What you will do: Filter the data below for the string "State" and copy each matching line.
::::::::
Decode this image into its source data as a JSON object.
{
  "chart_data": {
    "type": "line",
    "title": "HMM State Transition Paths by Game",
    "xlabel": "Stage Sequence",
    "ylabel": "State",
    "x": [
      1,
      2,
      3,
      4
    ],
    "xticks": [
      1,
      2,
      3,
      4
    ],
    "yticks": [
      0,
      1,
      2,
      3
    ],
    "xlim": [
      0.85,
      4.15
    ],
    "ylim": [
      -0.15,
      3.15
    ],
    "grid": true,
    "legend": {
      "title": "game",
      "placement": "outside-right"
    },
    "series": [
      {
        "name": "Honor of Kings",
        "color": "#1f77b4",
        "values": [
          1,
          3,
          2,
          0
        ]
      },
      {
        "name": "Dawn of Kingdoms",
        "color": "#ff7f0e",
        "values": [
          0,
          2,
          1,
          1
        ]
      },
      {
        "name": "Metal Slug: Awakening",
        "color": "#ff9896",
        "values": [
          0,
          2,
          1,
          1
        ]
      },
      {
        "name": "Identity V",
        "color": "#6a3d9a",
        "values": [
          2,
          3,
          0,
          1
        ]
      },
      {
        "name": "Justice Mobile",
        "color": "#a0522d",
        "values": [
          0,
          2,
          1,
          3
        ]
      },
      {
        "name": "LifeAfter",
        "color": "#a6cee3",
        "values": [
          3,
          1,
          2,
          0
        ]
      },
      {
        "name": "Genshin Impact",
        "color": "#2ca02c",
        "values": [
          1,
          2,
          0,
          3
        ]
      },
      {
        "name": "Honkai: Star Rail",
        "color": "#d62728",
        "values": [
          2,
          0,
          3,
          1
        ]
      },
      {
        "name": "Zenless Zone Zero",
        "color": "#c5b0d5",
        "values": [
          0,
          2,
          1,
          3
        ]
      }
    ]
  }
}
::::::::
Final result:
    "title": "HMM State Transition Paths by Game",
    "ylabel": "State",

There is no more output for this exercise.